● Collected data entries

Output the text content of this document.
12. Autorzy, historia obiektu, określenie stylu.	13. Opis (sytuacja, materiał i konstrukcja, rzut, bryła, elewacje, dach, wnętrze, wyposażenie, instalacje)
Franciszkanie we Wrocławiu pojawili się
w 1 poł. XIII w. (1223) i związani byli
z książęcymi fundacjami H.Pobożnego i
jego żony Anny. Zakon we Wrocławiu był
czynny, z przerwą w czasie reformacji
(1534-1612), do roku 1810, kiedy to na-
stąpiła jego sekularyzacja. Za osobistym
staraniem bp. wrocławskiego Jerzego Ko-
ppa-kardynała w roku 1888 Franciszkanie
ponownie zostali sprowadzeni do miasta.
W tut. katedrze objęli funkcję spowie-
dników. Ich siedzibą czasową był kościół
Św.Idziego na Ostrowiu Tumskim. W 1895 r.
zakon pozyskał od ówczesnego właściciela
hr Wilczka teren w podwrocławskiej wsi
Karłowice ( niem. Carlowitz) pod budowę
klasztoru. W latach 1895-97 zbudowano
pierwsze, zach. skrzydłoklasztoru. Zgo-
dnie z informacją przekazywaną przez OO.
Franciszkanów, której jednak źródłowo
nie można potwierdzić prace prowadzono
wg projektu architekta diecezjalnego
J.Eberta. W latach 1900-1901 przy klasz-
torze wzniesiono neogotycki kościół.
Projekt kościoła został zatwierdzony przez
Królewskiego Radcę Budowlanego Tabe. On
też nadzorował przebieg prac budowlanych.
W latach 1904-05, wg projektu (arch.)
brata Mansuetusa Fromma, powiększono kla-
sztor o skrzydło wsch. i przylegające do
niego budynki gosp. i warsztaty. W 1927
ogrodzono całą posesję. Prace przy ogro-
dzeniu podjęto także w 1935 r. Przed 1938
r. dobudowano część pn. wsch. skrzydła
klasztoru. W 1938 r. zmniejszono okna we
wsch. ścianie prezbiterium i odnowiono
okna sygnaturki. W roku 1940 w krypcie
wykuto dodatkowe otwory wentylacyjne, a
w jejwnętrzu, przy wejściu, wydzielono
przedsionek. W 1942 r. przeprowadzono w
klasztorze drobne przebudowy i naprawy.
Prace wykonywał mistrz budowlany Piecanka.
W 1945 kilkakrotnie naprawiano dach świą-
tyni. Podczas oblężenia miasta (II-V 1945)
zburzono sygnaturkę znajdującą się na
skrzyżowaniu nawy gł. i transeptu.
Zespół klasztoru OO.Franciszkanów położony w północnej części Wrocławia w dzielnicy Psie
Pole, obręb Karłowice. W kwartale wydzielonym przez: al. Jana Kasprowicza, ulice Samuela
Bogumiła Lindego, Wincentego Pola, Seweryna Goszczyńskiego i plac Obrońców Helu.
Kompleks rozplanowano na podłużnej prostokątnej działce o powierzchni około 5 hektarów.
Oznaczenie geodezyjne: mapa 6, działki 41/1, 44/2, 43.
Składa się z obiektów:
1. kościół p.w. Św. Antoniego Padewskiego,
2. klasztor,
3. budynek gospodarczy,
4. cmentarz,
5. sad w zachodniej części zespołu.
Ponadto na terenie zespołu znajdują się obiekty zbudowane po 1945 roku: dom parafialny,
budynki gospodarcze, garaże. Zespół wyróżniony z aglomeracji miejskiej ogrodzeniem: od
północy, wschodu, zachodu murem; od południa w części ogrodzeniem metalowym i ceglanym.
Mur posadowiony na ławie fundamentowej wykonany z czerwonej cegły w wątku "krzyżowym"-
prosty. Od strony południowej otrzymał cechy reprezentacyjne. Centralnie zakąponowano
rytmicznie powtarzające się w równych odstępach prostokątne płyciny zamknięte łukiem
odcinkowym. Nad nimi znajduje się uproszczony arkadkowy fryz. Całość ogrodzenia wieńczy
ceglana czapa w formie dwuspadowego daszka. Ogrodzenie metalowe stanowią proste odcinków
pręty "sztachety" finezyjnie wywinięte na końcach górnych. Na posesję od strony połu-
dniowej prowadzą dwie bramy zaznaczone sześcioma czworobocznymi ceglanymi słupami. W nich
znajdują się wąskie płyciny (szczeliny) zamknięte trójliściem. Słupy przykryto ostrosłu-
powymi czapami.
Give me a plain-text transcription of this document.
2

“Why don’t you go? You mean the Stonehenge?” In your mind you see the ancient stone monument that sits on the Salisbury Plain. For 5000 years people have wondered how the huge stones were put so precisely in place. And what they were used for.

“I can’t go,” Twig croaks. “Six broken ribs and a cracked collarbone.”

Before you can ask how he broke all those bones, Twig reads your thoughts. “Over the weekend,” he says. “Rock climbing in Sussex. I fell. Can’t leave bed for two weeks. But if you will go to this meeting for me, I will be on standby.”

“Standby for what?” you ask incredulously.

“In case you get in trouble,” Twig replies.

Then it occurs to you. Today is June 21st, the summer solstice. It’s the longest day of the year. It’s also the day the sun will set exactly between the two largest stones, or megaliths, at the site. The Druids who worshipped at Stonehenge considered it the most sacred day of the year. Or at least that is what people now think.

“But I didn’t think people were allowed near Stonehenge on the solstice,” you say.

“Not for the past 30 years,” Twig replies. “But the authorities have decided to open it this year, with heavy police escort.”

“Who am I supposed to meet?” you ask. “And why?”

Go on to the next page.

● Objective
Transcribe all entries exactly as they are given.

● Written solution
Output the text content of this document.
12. Autorzy, historia obiektu, określenie stylu.	13. Opis (sytuacja, materiał i konstrukcja, rzut, bryła, elewacje, dach, wnętrze, wyposażenie, instalacje)
Franciszkanie we Wrocławiu pojawili się
w 1 poł. XIII w. (1223) i związani byli
z książęcymi fundacjami H.Pobożnego i
jego żony Anny. Zakon we Wrocławiu był
czynny, z przerwą w czasie reformacji
(1534-1612), do roku 1810, kiedy to na-
stąpiła jego sekularyzacja. Za osobistym
staraniem bp. wrocławskiego Jerzego Ko-
ppa-kardynała w roku 1888 Franciszkanie
ponownie zostali sprowadzeni do miasta.
W tut. katedrze objęli funkcję spowie-
dników. Ich siedzibą czasową był kościół
Św.Idziego na Ostrowiu Tumskim. W 1895 r.
zakon pozyskał od ówczesnego właściciela
hr Wilczka teren w podwrocławskiej wsi
Karłowice ( niem. Carlowitz) pod budowę
klasztoru. W latach 1895-97 zbudowano
pierwsze, zach. skrzydłoklasztoru. Zgo-
dnie z informacją przekazywaną przez OO.
Franciszkanów, której jednak źródłowo
nie można potwierdzić prace prowadzono
wg projektu architekta diecezjalnego
J.Eberta. W latach 1900-1901 przy klasz-
torze wzniesiono neogotycki kościół.
Projekt kościoła został zatwierdzony przez
Królewskiego Radcę Budowlanego Tabe. On
też nadzorował przebieg prac budowlanych.
W latach 1904-05, wg projektu (arch.)
brata Mansuetusa Fromma, powiększono kla-
sztor o skrzydło wsch. i przylegające do
niego budynki gosp. i warsztaty. W 1927
ogrodzono całą posesję. Prace przy ogro-
dzeniu podjęto także w 1935 r. Przed 1938
r. dobudowano część pn. wsch. skrzydła
klasztoru. W 1938 r. zmniejszono okna we
wsch. ścianie prezbiterium i odnowiono
okna sygnaturki. W roku 1940 w krypcie
wykuto dodatkowe otwory wentylacyjne, a
w jejwnętrzu, przy wejściu, wydzielono
przedsionek. W 1942 r. przeprowadzono w
klasztorze drobne przebudowy i naprawy.
Prace wykonywał mistrz budowlany Piecanka.
W 1945 kilkakrotnie naprawiano dach świą-
tyni. Podczas oblężenia miasta (II-V 1945)
zburzono sygnaturkę znajdującą się na
skrzyżowaniu nawy gł. i transeptu.
Zespół klasztoru OO.Franciszkanów położony w północnej części Wrocławia w dzielnicy Psie
Pole, obręb Karłowice. W kwartale wydzielonym przez: al. Jana Kasprowicza, ulice Samuela
Bogumiła Lindego, Wincentego Pola, Seweryna Goszczyńskiego i plac Obrońców Helu.
Kompleks rozplanowano na podłużnej prostokątnej działce o powierzchni około 5 hektarów.
Oznaczenie geodezyjne: mapa 6, działki 41/1, 44/2, 43.
Składa się z obiektów:
1. kościół p.w. Św. Antoniego Padewskiego,
2. klasztor,
3. budynek gospodarczy,
4. cmentarz,
5. sad w zachodniej części zespołu.
Ponadto na terenie zespołu znajdują się obiekty zbudowane po 1945 roku: dom parafialny,
budynki gospodarcze, garaże. Zespół wyróżniony z aglomeracji miejskiej ogrodzeniem: od
północy, wschodu, zachodu murem; od południa w części ogrodzeniem metalowym i ceglanym.
Mur posadowiony na ławie fundamentowej wykonany z czerwonej cegły w wątku "krzyżowym"-
prosty. Od strony południowej otrzymał cechy reprezentacyjne. Centralnie zakąponowano
rytmicznie powtarzające się w równych odstępach prostokątne płyciny zamknięte łukiem
odcinkowym. Nad nimi znajduje się uproszczony arkadkowy fryz. Całość ogrodzenia wieńczy
ceglana czapa w formie dwuspadowego daszka. Ogrodzenie metalowe stanowią proste odcinków
pręty "sztachety" finezyjnie wywinięte na końcach górnych. Na posesję od strony połu-
dniowej prowadzą dwie bramy zaznaczone sześcioma czworobocznymi ceglanymi słupami. W nich
znajdują się wąskie płyciny (szczeliny) zamknięte trójliściem. Słupy przykryto ostrosłu-
powymi czapami.
Give me a plain-text transcription of this document.
2

“Why don’t you go? You mean the Stonehenge?” In your mind you see the ancient stone monument that sits on the Salisbury Plain. For 5000 years people have wondered how the huge stones were put so precisely in place. And what they were used for.

“I can’t go,” Twig croaks. “Six broken ribs and a cracked collarbone.”

Before you can ask how he broke all those bones, Twig reads your thoughts. “Over the weekend,” he says. “Rock climbing in Sussex. I fell. Can’t leave bed for two weeks. But if you will go to this meeting for me, I will be on standby.”

“Standby for what?” you ask incredulously.

“In case you get in trouble,” Twig replies.

Then it occurs to you. Today is June 21st, the summer solstice. It’s the longest day of the year. It’s also the day the sun will set exactly between the two largest stones, or megaliths, at the site. The Druids who worshipped at Stonehenge considered it the most sacred day of the year. Or at least that is what people now think.

“But I didn’t think people were allowed near Stonehenge on the solstice,” you say.

“Not for the past 30 years,” Twig replies. “But the authorities have decided to open it this year, with heavy police escort.”

“Who am I supposed to meet?” you ask. “And why?”

Go on to the next page.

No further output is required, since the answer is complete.